# START OF Exercise data

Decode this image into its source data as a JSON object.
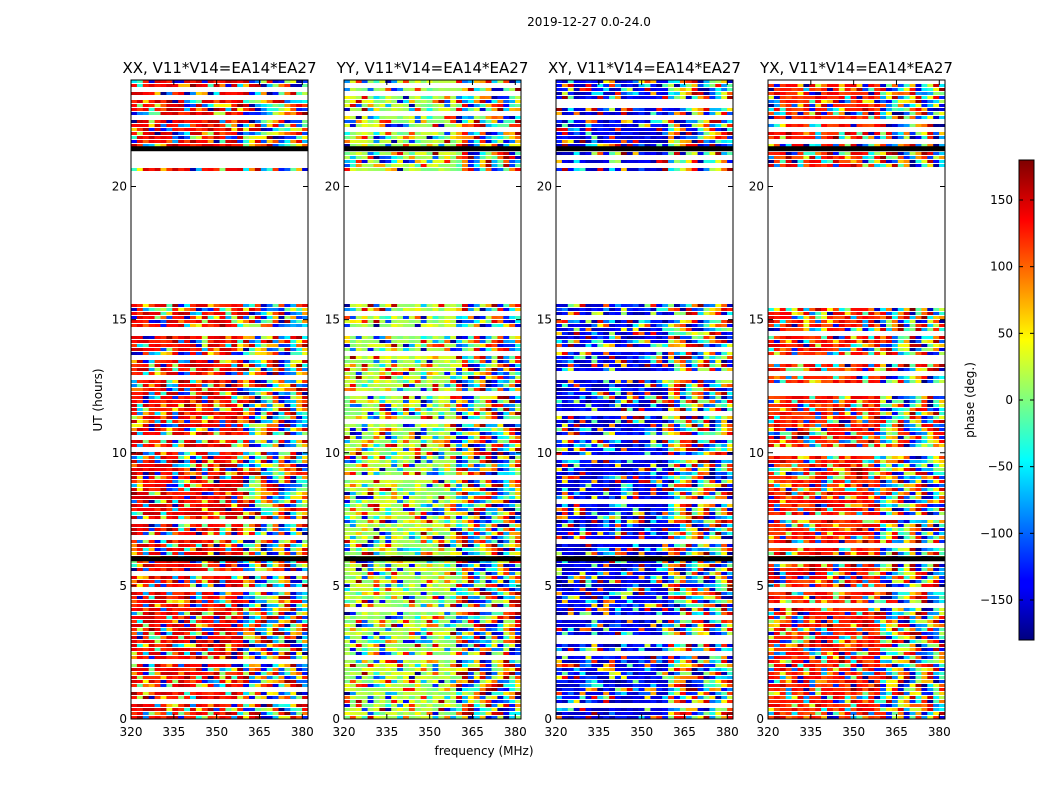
{
  "figure": {
    "suptitle": "2019-12-27 0.0-24.0",
    "xlabel": "frequency (MHz)",
    "ylabel": "UT (hours)"
  },
  "chart_data": {
    "type": "heatmap",
    "value_label": "phase (deg.)",
    "colormap": "jet",
    "color_range": [
      -180,
      180
    ],
    "colorbar_ticks": [
      150,
      100,
      50,
      0,
      -50,
      -100,
      -150
    ],
    "colorbar_tick_labels": [
      "150",
      "100",
      "50",
      "0",
      "−50",
      "−100",
      "−150"
    ],
    "xlim": [
      320,
      382
    ],
    "ylim": [
      0,
      24
    ],
    "x_ticks": [
      320,
      335,
      350,
      365,
      380
    ],
    "y_ticks": [
      0,
      5,
      10,
      15,
      20
    ],
    "grid": false,
    "missing_data_ut_ranges": [
      [
        20.5,
        15.6
      ]
    ],
    "panels": [
      {
        "title": "XX, V11*V14=EA14*EA27",
        "polarization": "XX"
      },
      {
        "title": "YY, V11*V14=EA14*EA27",
        "polarization": "YY"
      },
      {
        "title": "XY, V11*V14=EA14*EA27",
        "polarization": "XY"
      },
      {
        "title": "YX, V11*V14=EA14*EA27",
        "polarization": "YX"
      }
    ]
  }
}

# END OF Exercise data

The string "polarization" may appear in lines of the listing above; tally those lines and give the number only.

4